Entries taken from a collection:
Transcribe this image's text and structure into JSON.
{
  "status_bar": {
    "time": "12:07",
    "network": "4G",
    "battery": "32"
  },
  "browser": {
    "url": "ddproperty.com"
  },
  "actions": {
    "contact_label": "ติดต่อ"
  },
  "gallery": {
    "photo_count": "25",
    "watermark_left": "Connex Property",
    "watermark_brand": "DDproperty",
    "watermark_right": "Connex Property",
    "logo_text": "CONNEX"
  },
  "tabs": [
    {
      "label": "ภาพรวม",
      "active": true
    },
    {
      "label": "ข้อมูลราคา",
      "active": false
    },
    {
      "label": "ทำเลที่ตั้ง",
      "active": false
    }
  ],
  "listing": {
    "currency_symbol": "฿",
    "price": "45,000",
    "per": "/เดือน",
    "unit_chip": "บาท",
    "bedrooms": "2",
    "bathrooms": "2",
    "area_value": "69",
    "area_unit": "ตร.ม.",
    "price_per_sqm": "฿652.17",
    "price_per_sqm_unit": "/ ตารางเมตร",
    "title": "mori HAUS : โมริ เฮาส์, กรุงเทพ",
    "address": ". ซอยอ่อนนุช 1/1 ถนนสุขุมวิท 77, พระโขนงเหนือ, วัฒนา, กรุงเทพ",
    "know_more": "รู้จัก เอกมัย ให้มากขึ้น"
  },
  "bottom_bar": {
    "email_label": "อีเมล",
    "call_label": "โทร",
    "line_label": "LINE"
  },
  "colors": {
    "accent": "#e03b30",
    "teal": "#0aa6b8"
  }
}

--

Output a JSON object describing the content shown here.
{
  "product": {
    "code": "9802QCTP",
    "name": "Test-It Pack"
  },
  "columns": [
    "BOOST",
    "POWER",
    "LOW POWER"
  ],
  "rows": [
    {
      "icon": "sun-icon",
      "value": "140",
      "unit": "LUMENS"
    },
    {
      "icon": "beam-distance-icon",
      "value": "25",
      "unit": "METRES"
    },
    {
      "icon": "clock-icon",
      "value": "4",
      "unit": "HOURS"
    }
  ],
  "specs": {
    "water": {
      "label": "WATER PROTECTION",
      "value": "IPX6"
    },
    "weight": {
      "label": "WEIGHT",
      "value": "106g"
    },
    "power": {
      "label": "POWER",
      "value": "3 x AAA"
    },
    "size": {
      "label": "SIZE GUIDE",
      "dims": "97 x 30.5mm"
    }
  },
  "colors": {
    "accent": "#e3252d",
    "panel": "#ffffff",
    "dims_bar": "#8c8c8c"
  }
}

Requirement »
Search the listing for the string "icon". Copy each line where it turns up.

The solution »
      "icon": "sun-icon",
      "icon": "beam-distance-icon",
      "icon": "clock-icon",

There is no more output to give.